## Description of the task
Starting at the line that has "182, 446, 315]" and stopping after the line with "section-heading: 一、科学规划布局的必要性 —", write those lines out again with "attachment-label" switched to "annex-label" and nothing else altered.

## Data for processing
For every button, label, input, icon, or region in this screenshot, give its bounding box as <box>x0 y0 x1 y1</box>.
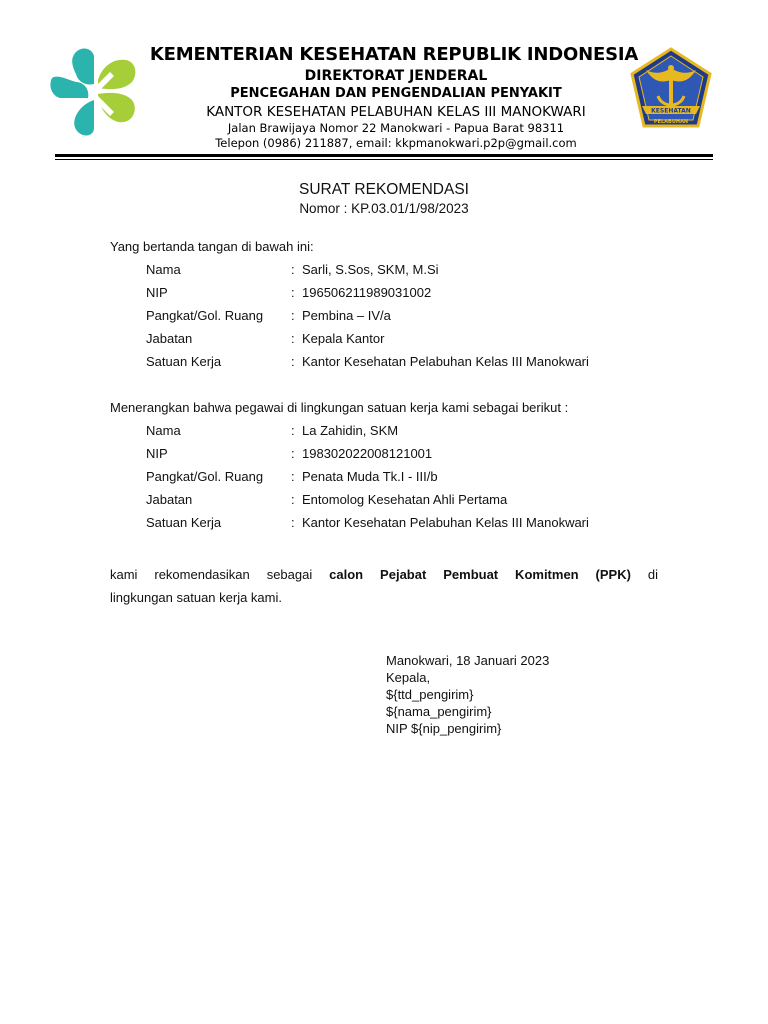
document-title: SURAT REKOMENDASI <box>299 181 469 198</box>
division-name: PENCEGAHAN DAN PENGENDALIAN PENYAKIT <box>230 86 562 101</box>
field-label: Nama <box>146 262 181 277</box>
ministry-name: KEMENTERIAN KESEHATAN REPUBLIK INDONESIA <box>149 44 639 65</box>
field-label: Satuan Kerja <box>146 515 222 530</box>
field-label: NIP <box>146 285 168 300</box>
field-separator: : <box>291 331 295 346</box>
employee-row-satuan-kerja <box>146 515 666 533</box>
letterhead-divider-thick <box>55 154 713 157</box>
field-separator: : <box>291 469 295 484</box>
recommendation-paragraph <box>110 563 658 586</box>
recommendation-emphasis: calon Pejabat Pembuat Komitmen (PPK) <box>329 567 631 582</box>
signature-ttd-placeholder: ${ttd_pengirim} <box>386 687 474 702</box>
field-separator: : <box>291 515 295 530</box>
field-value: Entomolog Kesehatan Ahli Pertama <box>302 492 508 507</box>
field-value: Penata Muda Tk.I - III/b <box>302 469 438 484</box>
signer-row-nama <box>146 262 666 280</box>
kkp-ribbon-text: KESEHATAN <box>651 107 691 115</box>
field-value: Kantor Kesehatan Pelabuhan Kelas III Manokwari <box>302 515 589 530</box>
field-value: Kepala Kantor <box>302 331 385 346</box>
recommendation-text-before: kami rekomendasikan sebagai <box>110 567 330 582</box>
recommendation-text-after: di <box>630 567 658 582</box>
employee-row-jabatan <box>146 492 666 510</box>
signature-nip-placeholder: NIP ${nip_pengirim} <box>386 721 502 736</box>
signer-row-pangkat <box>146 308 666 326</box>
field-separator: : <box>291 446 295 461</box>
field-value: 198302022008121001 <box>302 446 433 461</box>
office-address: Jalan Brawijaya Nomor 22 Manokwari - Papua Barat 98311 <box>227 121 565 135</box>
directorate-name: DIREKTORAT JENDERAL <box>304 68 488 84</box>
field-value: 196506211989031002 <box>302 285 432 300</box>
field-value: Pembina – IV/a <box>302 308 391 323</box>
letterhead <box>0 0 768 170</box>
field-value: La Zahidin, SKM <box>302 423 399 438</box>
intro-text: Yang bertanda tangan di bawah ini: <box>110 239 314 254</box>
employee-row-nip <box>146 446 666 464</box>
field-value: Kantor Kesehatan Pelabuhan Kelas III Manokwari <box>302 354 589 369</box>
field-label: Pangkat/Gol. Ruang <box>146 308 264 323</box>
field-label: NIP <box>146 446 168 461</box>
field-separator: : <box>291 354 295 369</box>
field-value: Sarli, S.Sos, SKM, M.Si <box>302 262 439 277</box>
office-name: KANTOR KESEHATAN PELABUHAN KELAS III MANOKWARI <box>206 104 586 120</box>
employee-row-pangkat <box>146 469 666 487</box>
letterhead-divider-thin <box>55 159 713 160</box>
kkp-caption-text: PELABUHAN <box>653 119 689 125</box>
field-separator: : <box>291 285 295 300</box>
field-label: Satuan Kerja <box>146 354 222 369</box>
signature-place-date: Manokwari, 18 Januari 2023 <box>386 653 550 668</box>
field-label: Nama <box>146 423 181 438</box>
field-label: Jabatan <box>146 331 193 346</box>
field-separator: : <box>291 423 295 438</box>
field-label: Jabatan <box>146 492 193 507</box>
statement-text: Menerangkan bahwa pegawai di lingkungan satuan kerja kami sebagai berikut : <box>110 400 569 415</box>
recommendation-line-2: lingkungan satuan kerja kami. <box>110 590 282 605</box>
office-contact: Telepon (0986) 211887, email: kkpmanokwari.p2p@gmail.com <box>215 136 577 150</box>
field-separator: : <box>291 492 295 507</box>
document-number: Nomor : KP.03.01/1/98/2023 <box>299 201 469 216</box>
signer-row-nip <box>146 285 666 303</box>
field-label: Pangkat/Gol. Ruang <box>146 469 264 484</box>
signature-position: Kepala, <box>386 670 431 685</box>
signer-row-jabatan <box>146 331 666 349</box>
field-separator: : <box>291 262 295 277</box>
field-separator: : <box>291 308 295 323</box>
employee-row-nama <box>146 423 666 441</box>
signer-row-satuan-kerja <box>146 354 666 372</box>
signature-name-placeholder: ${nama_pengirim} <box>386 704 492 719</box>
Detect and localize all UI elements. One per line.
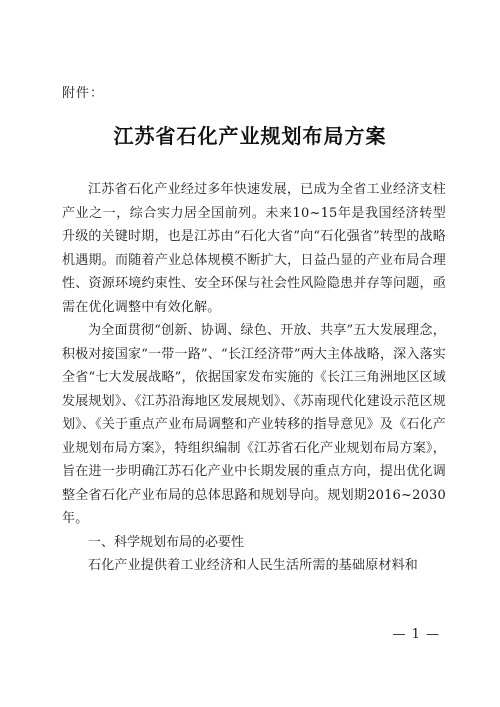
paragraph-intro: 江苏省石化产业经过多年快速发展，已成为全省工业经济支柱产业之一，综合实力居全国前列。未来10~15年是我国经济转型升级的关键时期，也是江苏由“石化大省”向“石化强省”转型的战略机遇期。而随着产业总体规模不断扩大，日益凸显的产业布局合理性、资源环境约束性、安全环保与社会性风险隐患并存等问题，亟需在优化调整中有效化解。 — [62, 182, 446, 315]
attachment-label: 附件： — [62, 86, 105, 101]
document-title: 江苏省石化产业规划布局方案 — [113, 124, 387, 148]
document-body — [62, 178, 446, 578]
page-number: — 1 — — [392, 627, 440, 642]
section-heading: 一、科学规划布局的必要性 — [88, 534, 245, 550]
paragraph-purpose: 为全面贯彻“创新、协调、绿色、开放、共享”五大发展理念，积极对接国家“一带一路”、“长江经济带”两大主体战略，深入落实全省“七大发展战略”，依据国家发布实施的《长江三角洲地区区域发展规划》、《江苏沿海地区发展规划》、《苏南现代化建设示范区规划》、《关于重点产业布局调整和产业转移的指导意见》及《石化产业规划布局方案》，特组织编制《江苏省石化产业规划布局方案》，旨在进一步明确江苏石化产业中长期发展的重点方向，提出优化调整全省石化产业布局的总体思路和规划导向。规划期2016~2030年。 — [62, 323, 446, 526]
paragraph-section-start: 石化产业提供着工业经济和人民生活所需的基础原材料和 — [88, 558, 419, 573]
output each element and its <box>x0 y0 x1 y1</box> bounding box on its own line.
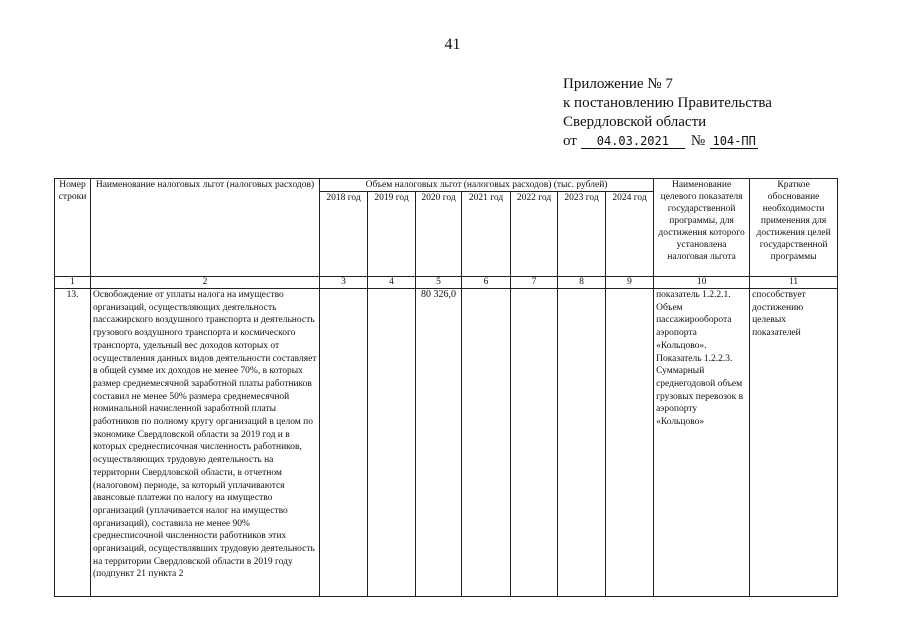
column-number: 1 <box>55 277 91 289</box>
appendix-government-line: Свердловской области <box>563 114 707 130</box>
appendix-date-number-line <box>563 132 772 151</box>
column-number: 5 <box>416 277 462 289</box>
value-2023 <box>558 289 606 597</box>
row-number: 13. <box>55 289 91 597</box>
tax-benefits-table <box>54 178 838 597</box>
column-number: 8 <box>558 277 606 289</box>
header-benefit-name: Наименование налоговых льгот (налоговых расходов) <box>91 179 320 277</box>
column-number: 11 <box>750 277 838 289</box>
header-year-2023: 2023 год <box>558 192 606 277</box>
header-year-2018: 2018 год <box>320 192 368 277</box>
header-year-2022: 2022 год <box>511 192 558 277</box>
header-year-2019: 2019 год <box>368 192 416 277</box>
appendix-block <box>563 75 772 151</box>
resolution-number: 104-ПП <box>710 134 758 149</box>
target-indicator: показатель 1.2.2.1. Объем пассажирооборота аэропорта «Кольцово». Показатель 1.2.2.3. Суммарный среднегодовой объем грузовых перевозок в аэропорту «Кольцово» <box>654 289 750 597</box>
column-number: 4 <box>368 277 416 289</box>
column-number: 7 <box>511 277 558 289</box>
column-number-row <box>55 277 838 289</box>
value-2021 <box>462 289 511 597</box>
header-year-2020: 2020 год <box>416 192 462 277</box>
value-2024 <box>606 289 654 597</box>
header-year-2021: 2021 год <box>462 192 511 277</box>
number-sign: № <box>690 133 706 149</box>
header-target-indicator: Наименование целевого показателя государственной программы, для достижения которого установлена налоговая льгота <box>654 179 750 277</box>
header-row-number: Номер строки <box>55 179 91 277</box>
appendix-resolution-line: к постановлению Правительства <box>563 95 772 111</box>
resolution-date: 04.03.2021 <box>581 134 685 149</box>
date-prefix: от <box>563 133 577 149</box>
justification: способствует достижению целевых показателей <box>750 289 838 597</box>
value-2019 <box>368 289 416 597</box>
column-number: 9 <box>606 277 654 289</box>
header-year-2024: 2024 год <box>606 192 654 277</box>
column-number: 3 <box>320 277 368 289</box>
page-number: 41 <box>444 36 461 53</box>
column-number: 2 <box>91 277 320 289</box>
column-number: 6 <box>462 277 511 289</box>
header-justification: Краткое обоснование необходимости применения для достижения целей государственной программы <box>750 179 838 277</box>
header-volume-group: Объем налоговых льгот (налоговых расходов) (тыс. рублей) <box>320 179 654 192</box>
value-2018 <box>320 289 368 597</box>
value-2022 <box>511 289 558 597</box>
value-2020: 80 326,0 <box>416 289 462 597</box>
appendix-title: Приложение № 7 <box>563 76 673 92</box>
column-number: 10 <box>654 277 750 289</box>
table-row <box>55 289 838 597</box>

## Response below
paragraph-intro: 江苏省石化产业经过多年快速发展，已成为全省工业经济支柱产业之一，综合实力居全国前列。未来10~15年是我国经济转型升级的关键时期，也是江苏由“石化大省”向“石化强省”转型的战略机遇期。而随着产业总体规模不断扩大，日益凸显的产业布局合理性、资源环境约束性、安全环保与社会性风险隐患并存等问题，亟需在优化调整中有效化解。 — [62, 182, 446, 315]
annex-label: 附件： — [62, 86, 105, 101]
document-title: 江苏省石化产业规划布局方案 — [113, 124, 387, 148]
document-body — [62, 178, 446, 578]
page-number: — 1 — — [392, 627, 440, 642]
section-heading: 一、科学规划布局的必要性 — [88, 534, 245, 550]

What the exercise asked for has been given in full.